> _Task to complete_
Work out how many lines hold the string "this". The answer is a single number, nothing more.

> _Record extracts_
= = = = =

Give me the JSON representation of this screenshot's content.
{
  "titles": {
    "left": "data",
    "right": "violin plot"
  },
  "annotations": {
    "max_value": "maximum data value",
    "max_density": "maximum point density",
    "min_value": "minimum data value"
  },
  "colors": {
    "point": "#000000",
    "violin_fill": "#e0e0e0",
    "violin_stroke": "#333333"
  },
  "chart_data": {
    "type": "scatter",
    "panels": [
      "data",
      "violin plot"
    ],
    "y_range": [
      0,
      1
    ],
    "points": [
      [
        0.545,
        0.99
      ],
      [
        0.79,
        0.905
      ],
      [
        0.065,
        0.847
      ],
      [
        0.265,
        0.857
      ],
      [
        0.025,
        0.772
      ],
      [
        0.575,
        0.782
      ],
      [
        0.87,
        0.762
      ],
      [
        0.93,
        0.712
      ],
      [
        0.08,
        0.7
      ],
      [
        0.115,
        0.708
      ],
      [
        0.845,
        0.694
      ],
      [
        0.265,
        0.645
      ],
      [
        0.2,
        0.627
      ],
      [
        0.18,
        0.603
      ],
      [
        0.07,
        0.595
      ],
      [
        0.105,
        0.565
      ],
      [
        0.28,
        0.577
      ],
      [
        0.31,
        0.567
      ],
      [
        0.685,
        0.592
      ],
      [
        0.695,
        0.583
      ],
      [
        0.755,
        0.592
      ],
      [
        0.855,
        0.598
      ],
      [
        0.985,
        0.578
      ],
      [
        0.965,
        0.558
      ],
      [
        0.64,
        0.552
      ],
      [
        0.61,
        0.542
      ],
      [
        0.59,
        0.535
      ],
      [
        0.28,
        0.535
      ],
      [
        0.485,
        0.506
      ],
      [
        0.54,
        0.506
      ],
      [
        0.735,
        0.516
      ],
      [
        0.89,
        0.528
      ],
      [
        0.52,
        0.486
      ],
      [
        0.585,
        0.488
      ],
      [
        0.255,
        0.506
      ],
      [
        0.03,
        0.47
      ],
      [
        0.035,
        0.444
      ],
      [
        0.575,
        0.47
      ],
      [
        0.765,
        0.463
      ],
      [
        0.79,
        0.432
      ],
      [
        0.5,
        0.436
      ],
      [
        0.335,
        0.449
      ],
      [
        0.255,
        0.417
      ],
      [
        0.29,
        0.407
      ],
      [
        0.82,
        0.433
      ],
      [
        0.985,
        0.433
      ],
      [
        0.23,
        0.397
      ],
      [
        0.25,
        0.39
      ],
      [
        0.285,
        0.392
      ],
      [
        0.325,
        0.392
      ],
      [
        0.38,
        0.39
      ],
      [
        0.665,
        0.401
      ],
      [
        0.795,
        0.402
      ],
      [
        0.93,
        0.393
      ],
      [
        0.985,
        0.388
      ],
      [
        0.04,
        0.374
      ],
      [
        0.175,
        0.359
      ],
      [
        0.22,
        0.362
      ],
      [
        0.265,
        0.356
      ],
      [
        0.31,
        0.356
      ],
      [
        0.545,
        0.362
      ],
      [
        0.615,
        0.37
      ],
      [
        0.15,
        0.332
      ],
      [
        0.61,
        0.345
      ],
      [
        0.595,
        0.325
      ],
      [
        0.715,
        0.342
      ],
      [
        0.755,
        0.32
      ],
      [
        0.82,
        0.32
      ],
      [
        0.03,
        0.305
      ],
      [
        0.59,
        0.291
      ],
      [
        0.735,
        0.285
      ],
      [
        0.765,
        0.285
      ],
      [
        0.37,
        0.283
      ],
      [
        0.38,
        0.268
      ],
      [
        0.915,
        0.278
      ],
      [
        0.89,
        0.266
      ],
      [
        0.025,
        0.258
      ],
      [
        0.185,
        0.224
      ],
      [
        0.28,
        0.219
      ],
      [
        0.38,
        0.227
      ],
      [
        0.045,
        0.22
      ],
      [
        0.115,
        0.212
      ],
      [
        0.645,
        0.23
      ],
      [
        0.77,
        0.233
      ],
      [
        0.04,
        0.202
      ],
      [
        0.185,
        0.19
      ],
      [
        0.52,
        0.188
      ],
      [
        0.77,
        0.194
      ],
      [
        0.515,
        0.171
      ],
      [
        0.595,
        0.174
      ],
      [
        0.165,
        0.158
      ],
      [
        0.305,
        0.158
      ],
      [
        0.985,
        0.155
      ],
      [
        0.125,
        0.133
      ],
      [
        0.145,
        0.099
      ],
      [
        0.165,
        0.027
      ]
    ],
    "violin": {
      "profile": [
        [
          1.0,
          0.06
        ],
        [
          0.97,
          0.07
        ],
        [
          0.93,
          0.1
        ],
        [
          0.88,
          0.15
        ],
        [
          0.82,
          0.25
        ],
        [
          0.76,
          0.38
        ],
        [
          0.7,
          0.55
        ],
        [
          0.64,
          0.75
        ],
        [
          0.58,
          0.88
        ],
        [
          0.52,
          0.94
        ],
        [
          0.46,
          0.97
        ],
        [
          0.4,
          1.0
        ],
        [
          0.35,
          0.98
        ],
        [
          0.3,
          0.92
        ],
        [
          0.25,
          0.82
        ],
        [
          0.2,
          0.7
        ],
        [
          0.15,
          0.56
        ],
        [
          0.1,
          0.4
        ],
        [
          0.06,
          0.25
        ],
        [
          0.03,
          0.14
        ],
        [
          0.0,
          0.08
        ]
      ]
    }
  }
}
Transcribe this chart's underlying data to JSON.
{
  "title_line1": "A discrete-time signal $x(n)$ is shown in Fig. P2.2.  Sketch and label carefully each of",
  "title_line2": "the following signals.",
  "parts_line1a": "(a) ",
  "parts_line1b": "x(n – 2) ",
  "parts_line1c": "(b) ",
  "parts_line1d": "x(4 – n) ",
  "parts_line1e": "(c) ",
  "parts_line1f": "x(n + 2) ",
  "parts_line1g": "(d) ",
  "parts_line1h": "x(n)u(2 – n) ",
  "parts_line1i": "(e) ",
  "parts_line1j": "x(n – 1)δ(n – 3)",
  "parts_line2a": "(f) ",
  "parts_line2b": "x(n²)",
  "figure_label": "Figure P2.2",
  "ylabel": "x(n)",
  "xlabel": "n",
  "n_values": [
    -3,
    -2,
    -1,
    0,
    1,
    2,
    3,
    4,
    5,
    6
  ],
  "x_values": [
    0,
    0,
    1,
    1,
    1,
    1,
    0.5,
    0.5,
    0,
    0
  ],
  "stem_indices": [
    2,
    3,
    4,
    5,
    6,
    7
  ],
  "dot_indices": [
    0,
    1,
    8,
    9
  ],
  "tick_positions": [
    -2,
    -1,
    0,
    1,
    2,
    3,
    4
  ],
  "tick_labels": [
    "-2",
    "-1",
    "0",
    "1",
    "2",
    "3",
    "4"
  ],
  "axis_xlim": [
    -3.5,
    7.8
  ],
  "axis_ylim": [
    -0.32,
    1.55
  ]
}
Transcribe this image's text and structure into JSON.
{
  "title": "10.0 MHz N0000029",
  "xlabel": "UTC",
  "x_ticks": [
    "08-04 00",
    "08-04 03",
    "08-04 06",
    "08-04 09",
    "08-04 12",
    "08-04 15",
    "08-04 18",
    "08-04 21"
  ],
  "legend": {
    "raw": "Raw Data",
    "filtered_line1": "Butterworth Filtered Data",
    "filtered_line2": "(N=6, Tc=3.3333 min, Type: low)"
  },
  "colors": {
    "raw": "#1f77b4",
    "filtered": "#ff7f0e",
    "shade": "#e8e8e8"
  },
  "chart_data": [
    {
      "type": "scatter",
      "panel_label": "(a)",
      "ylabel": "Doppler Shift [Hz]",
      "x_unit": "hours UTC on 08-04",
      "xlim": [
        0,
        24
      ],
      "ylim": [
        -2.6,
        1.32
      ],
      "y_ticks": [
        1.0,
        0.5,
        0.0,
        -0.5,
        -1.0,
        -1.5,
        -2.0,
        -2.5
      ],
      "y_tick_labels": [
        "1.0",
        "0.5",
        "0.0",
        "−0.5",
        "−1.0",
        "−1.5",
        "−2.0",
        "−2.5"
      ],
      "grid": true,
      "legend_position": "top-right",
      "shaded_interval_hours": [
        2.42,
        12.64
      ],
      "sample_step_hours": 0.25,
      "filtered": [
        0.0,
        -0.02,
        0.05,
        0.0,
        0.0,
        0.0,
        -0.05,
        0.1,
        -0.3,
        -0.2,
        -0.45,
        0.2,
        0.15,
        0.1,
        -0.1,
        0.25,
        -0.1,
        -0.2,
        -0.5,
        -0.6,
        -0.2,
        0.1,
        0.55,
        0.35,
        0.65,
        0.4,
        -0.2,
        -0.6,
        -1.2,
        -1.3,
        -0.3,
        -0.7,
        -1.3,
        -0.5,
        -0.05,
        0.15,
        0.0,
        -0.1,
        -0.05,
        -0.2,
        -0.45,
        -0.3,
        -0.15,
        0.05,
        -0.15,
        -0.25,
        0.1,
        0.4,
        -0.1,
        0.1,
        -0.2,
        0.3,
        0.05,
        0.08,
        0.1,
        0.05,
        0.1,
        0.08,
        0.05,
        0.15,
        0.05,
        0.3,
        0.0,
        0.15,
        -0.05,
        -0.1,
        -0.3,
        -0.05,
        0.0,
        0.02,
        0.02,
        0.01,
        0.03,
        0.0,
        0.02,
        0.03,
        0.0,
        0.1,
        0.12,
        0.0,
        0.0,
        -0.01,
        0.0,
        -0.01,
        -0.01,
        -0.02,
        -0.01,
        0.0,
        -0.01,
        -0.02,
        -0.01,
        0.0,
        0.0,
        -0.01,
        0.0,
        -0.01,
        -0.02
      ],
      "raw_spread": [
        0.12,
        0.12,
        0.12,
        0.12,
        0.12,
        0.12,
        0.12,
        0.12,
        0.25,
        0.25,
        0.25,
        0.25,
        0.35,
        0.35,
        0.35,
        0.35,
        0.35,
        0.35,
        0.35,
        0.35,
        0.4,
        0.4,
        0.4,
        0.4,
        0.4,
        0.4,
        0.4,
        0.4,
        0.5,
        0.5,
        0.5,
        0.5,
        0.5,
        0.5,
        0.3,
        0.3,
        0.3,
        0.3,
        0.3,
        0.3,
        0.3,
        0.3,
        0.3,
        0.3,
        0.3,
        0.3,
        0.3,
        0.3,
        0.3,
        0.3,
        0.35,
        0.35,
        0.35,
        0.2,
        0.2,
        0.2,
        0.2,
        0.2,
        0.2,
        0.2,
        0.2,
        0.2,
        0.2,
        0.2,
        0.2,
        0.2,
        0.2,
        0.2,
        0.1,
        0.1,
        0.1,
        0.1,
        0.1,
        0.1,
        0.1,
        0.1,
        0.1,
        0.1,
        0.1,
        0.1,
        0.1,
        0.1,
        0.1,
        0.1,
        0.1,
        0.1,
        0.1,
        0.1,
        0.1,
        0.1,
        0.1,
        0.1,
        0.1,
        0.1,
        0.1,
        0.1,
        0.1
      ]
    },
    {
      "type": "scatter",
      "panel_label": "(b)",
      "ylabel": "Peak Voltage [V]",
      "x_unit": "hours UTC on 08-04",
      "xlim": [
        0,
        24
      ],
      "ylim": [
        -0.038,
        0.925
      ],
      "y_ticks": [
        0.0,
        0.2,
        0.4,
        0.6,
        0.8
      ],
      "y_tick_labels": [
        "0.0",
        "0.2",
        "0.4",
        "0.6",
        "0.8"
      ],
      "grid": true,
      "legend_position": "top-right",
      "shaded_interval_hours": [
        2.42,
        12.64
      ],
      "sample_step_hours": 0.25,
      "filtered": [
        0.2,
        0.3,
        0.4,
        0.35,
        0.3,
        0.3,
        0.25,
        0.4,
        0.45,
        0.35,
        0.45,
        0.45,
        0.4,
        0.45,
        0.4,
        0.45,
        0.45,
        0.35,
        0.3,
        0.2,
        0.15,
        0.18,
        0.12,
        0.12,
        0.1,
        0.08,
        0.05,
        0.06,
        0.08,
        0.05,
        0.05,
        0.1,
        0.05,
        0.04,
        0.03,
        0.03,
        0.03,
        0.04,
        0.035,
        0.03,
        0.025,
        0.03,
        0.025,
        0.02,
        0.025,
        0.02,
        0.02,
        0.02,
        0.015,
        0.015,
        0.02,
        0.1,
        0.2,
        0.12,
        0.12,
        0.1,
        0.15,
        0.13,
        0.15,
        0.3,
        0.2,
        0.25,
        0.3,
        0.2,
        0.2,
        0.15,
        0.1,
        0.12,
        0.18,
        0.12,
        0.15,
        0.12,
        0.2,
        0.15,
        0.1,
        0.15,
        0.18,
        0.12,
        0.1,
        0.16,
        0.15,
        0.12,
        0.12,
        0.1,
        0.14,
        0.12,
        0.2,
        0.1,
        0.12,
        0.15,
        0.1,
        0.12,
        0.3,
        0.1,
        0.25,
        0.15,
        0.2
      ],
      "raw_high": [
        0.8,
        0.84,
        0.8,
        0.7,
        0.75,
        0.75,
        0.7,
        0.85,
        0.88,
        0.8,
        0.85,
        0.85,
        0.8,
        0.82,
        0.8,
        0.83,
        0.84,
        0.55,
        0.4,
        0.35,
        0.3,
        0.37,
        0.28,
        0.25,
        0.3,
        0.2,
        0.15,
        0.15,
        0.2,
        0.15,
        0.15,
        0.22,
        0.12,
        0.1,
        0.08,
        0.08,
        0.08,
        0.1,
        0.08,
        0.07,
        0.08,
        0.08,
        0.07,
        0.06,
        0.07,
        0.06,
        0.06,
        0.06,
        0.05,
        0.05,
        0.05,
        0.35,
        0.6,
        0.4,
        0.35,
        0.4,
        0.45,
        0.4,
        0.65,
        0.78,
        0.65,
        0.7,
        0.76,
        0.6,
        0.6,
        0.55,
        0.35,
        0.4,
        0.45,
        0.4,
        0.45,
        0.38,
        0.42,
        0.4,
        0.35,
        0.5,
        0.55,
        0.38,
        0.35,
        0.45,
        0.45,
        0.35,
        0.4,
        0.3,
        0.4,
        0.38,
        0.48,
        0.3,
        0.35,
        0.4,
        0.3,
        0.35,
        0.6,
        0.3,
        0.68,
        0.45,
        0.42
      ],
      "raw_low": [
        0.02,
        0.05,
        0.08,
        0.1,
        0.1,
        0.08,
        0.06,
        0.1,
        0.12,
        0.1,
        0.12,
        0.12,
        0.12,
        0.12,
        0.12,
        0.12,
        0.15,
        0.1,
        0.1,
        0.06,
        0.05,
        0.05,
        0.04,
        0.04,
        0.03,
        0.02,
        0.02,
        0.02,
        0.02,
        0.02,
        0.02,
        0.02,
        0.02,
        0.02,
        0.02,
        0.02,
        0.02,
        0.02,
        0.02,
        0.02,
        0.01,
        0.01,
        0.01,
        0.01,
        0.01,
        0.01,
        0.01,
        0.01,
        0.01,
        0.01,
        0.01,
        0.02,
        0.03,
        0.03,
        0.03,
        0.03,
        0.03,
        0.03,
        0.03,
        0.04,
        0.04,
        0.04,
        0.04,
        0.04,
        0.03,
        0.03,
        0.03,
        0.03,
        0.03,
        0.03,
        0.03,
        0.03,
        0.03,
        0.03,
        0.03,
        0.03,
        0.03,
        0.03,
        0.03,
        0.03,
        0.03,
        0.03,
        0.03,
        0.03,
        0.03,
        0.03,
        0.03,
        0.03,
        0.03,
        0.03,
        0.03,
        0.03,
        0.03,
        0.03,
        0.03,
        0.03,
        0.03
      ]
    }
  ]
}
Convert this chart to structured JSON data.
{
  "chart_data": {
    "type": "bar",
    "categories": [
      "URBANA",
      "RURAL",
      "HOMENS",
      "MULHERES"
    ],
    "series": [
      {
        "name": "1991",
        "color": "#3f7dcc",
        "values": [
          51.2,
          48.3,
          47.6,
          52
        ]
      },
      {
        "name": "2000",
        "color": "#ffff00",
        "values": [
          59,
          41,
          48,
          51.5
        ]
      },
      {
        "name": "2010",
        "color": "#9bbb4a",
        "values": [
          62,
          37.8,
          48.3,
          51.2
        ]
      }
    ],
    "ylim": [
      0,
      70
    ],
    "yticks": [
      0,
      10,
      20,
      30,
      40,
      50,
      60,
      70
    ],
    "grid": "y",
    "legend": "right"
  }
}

= = = = =

> _Answer in full_
4